--- BEGIN Records supplied ---

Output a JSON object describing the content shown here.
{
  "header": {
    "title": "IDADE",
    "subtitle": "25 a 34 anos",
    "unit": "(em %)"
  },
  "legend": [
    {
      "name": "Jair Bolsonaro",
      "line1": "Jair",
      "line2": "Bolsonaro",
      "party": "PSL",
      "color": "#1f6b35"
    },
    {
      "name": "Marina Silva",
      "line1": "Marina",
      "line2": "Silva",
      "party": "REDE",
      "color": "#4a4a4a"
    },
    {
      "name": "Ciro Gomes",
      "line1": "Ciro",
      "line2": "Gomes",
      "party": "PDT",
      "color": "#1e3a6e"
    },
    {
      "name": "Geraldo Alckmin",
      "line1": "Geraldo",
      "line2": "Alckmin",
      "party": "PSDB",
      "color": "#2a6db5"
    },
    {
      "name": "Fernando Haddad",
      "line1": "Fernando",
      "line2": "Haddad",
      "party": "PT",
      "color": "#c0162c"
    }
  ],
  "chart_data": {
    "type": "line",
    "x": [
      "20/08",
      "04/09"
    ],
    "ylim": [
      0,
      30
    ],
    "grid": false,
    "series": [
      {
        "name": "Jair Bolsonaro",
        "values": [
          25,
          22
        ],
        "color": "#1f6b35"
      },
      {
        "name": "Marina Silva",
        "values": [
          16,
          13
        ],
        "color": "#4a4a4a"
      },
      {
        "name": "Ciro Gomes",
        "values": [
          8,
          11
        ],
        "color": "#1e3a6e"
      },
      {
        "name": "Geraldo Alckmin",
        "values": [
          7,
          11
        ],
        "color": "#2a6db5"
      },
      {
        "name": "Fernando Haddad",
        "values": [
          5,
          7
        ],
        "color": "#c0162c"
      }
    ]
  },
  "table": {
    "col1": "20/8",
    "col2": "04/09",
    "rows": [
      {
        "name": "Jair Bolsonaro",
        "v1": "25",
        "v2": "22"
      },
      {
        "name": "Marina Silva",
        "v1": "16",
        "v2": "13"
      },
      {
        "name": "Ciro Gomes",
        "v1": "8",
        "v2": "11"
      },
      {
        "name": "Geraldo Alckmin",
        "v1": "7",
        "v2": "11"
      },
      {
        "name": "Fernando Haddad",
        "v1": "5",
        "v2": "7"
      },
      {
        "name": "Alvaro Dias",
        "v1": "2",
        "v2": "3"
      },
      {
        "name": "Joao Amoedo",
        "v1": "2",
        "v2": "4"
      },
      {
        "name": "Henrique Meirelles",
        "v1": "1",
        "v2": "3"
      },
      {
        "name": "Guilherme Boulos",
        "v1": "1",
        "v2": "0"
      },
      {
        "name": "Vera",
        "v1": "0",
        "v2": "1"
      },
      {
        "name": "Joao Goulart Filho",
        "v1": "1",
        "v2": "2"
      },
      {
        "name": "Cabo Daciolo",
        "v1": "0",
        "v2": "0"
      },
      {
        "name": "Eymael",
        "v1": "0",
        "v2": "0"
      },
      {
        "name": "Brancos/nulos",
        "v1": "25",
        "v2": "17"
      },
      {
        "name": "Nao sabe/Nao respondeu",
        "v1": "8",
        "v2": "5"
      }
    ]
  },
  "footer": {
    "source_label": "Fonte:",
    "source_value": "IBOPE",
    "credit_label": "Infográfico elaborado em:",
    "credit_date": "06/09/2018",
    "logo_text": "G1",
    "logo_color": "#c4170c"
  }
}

--- END Records supplied ---

### Exercise details
Transcribe the material above word for word.

### Finished task
Output a JSON object describing the content shown here.
{
  "header": {
    "title": "IDADE",
    "subtitle": "25 a 34 anos",
    "unit": "(em %)"
  },
  "legend": [
    {
      "name": "Jair Bolsonaro",
      "line1": "Jair",
      "line2": "Bolsonaro",
      "party": "PSL",
      "color": "#1f6b35"
    },
    {
      "name": "Marina Silva",
      "line1": "Marina",
      "line2": "Silva",
      "party": "REDE",
      "color": "#4a4a4a"
    },
    {
      "name": "Ciro Gomes",
      "line1": "Ciro",
      "line2": "Gomes",
      "party": "PDT",
      "color": "#1e3a6e"
    },
    {
      "name": "Geraldo Alckmin",
      "line1": "Geraldo",
      "line2": "Alckmin",
      "party": "PSDB",
      "color": "#2a6db5"
    },
    {
      "name": "Fernando Haddad",
      "line1": "Fernando",
      "line2": "Haddad",
      "party": "PT",
      "color": "#c0162c"
    }
  ],
  "chart_data": {
    "type": "line",
    "x": [
      "20/08",
      "04/09"
    ],
    "ylim": [
      0,
      30
    ],
    "grid": false,
    "series": [
      {
        "name": "Jair Bolsonaro",
        "values": [
          25,
          22
        ],
        "color": "#1f6b35"
      },
      {
        "name": "Marina Silva",
        "values": [
          16,
          13
        ],
        "color": "#4a4a4a"
      },
      {
        "name": "Ciro Gomes",
        "values": [
          8,
          11
        ],
        "color": "#1e3a6e"
      },
      {
        "name": "Geraldo Alckmin",
        "values": [
          7,
          11
        ],
        "color": "#2a6db5"
      },
      {
        "name": "Fernando Haddad",
        "values": [
          5,
          7
        ],
        "color": "#c0162c"
      }
    ]
  },
  "table": {
    "col1": "20/8",
    "col2": "04/09",
    "rows": [
      {
        "name": "Jair Bolsonaro",
        "v1": "25",
        "v2": "22"
      },
      {
        "name": "Marina Silva",
        "v1": "16",
        "v2": "13"
      },
      {
        "name": "Ciro Gomes",
        "v1": "8",
        "v2": "11"
      },
      {
        "name": "Geraldo Alckmin",
        "v1": "7",
        "v2": "11"
      },
      {
        "name": "Fernando Haddad",
        "v1": "5",
        "v2": "7"
      },
      {
        "name": "Alvaro Dias",
        "v1": "2",
        "v2": "3"
      },
      {
        "name": "Joao Amoedo",
        "v1": "2",
        "v2": "4"
      },
      {
        "name": "Henrique Meirelles",
        "v1": "1",
        "v2": "3"
      },
      {
        "name": "Guilherme Boulos",
        "v1": "1",
        "v2": "0"
      },
      {
        "name": "Vera",
        "v1": "0",
        "v2": "1"
      },
      {
        "name": "Joao Goulart Filho",
        "v1": "1",
        "v2": "2"
      },
      {
        "name": "Cabo Daciolo",
        "v1": "0",
        "v2": "0"
      },
      {
        "name": "Eymael",
        "v1": "0",
        "v2": "0"
      },
      {
        "name": "Brancos/nulos",
        "v1": "25",
        "v2": "17"
      },
      {
        "name": "Nao sabe/Nao respondeu",
        "v1": "8",
        "v2": "5"
      }
    ]
  },
  "footer": {
    "source_label": "Fonte:",
    "source_value": "IBOPE",
    "credit_label": "Infográfico elaborado em:",
    "credit_date": "06/09/2018",
    "logo_text": "G1",
    "logo_color": "#c4170c"
  }
}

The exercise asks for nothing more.